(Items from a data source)
++++++++++
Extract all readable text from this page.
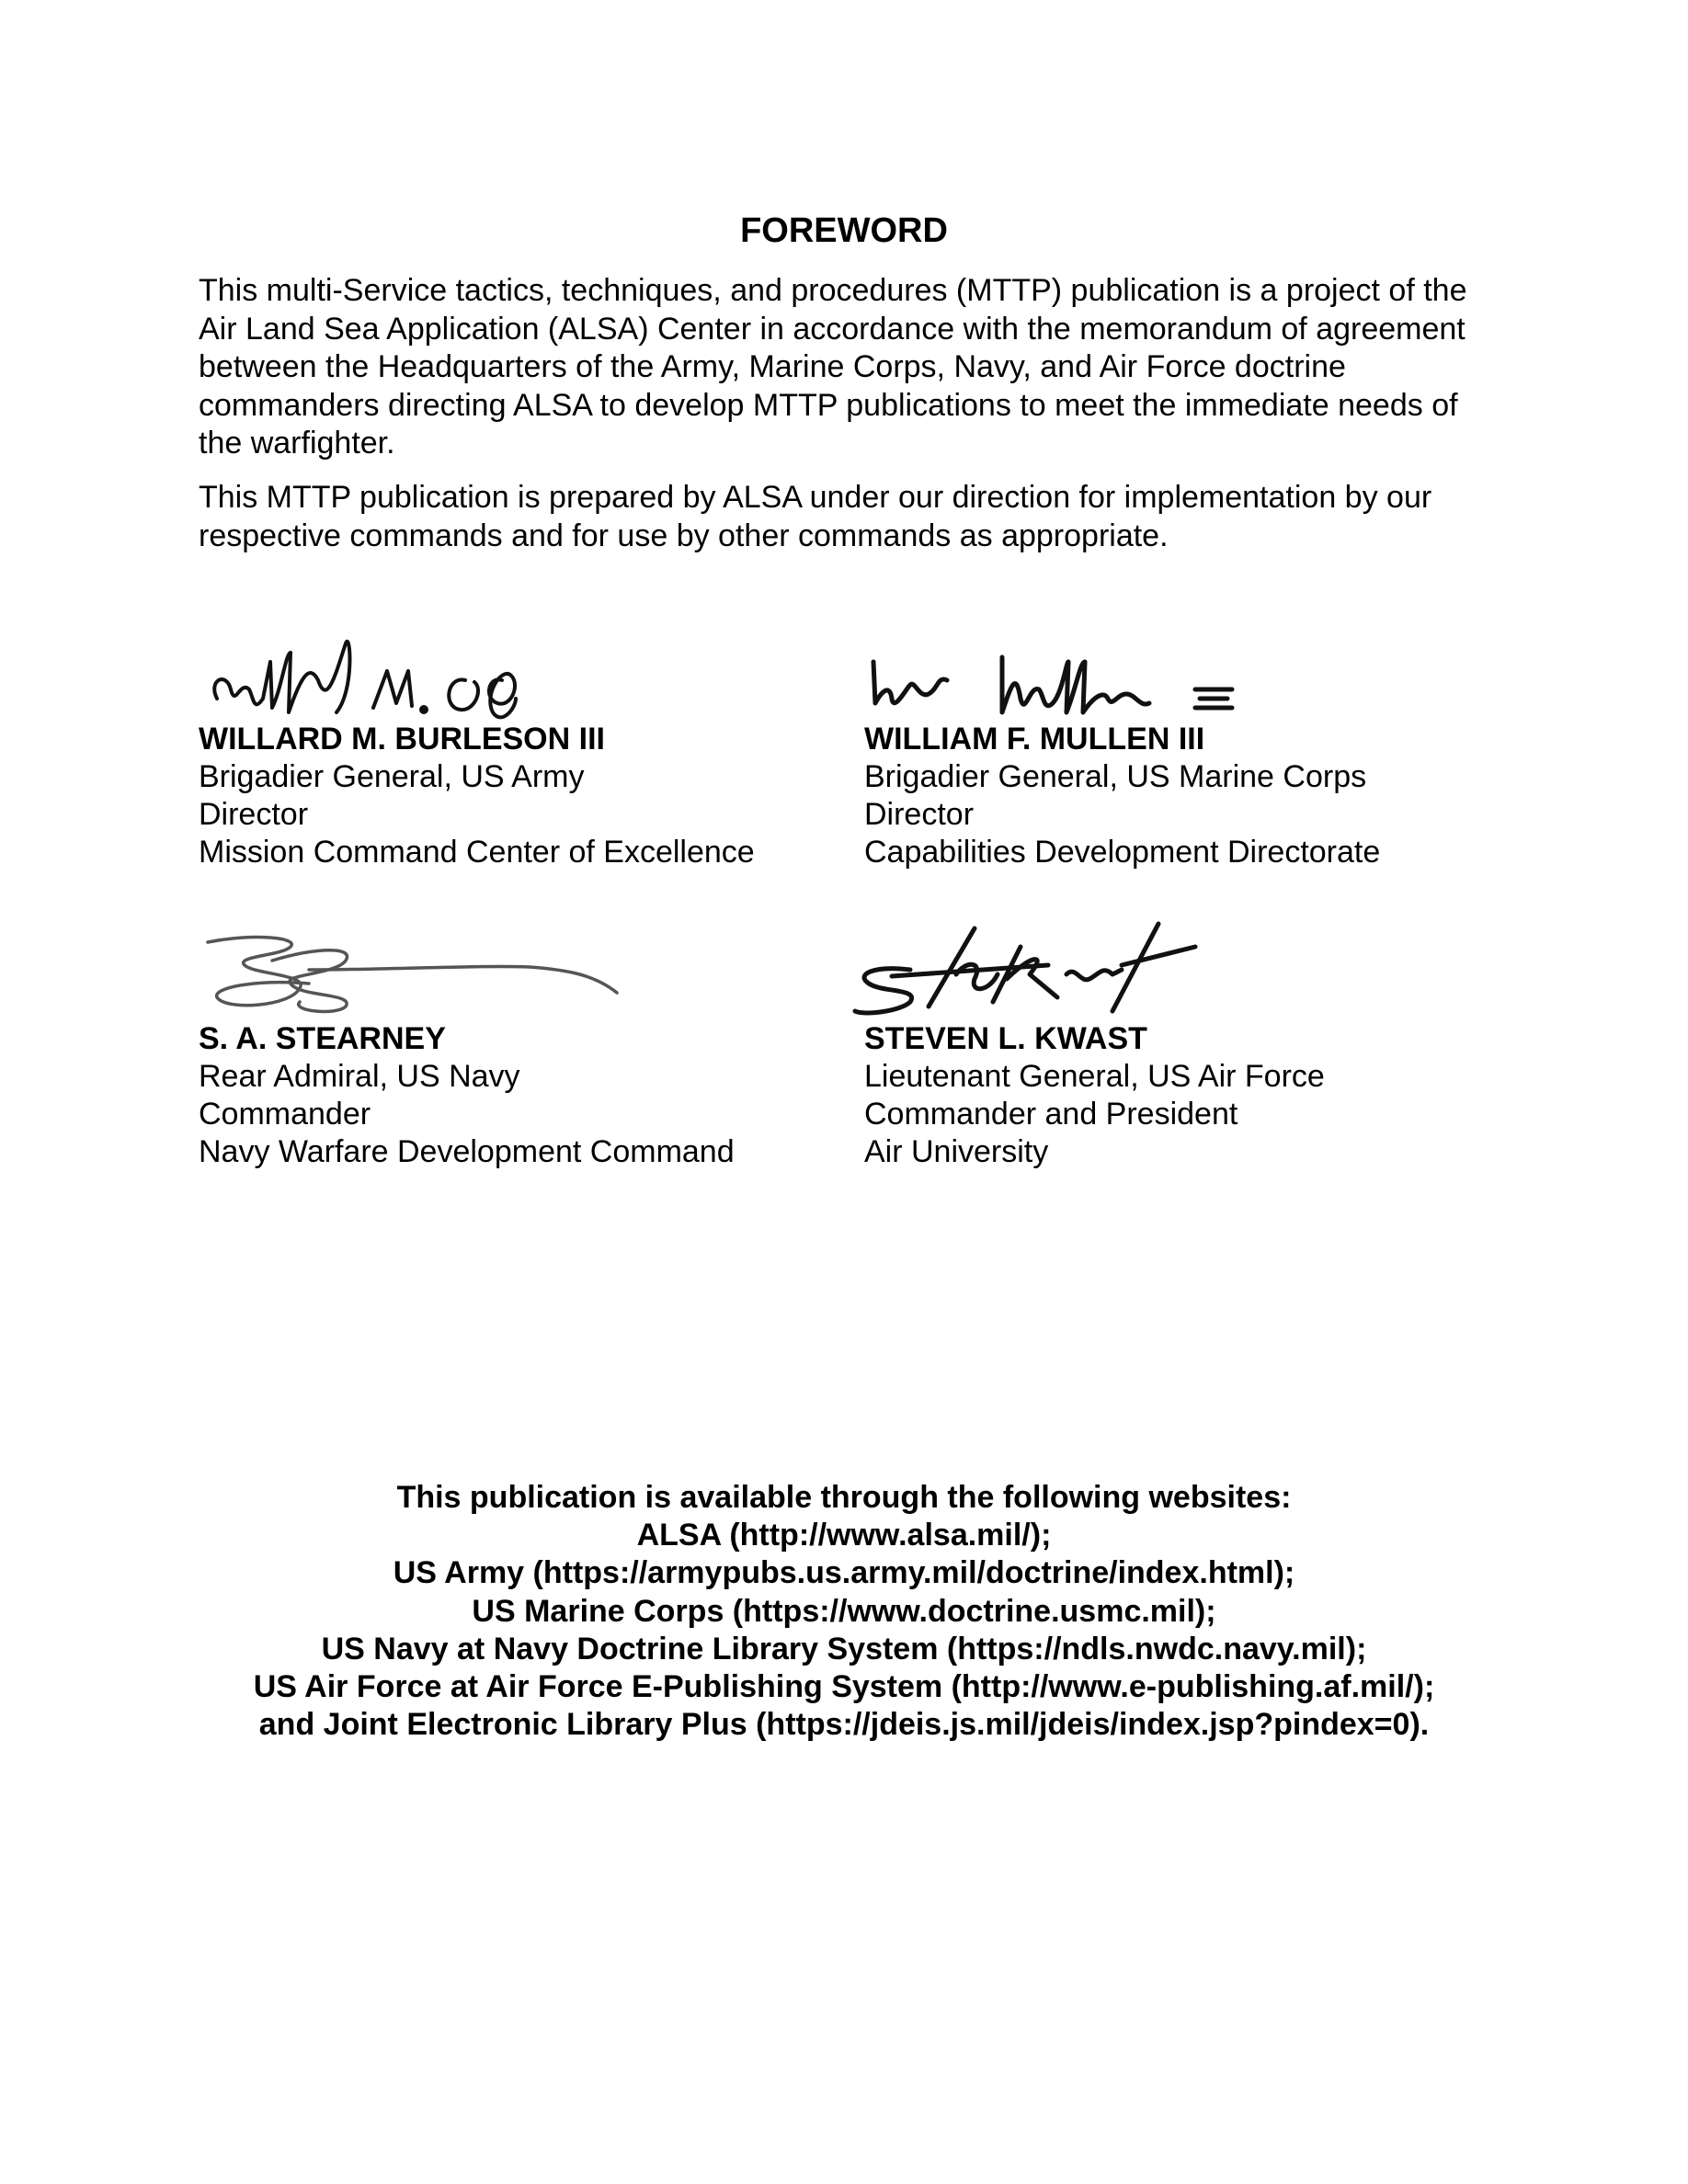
FOREWORD

This multi-Service tactics, techniques, and procedures (MTTP) publication is a project of the Air Land Sea Application (ALSA) Center in accordance with the memorandum of agreement between the Headquarters of the Army, Marine Corps, Navy, and Air Force doctrine commanders directing ALSA to develop MTTP publications to meet the immediate needs of the warfighter.

This MTTP publication is prepared by ALSA under our direction for implementation by our respective commands and for use by other commands as appropriate.

WILLARD M. BURLESON III
Brigadier General, US Army
Director
Mission Command Center of Excellence
WILLIAM F. MULLEN III
Brigadier General, US Marine Corps
Director
Capabilities Development Directorate
S. A. STEARNEY
Rear Admiral, US Navy
Commander
Navy Warfare Development Command
STEVEN L. KWAST
Lieutenant General, US Air Force
Commander and President
Air University
This publication is available through the following websites:
ALSA (http://www.alsa.mil/);
US Army (https://armypubs.us.army.mil/doctrine/index.html);
US Marine Corps (https://www.doctrine.usmc.mil);
US Navy at Navy Doctrine Library System (https://ndls.nwdc.navy.mil);
US Air Force at Air Force E-Publishing System (http://www.e-publishing.af.mil/);
and Joint Electronic Library Plus (https://jdeis.js.mil/jdeis/index.jsp?pindex=0).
++++++++++
Retype the whole listing, keeping every line identical and omitting all pictures.

Extract all readable text from this page.
FOREWORD

This multi-Service tactics, techniques, and procedures (MTTP) publication is a project of the Air Land Sea Application (ALSA) Center in accordance with the memorandum of agreement between the Headquarters of the Army, Marine Corps, Navy, and Air Force doctrine commanders directing ALSA to develop MTTP publications to meet the immediate needs of the warfighter.

This MTTP publication is prepared by ALSA under our direction for implementation by our respective commands and for use by other commands as appropriate.

WILLARD M. BURLESON III
Brigadier General, US Army
Director
Mission Command Center of Excellence
WILLIAM F. MULLEN III
Brigadier General, US Marine Corps
Director
Capabilities Development Directorate
S. A. STEARNEY
Rear Admiral, US Navy
Commander
Navy Warfare Development Command
STEVEN L. KWAST
Lieutenant General, US Air Force
Commander and President
Air University
This publication is available through the following websites:
ALSA (http://www.alsa.mil/);
US Army (https://armypubs.us.army.mil/doctrine/index.html);
US Marine Corps (https://www.doctrine.usmc.mil);
US Navy at Navy Doctrine Library System (https://ndls.nwdc.navy.mil);
US Air Force at Air Force E-Publishing System (http://www.e-publishing.af.mil/);
and Joint Electronic Library Plus (https://jdeis.js.mil/jdeis/index.jsp?pindex=0).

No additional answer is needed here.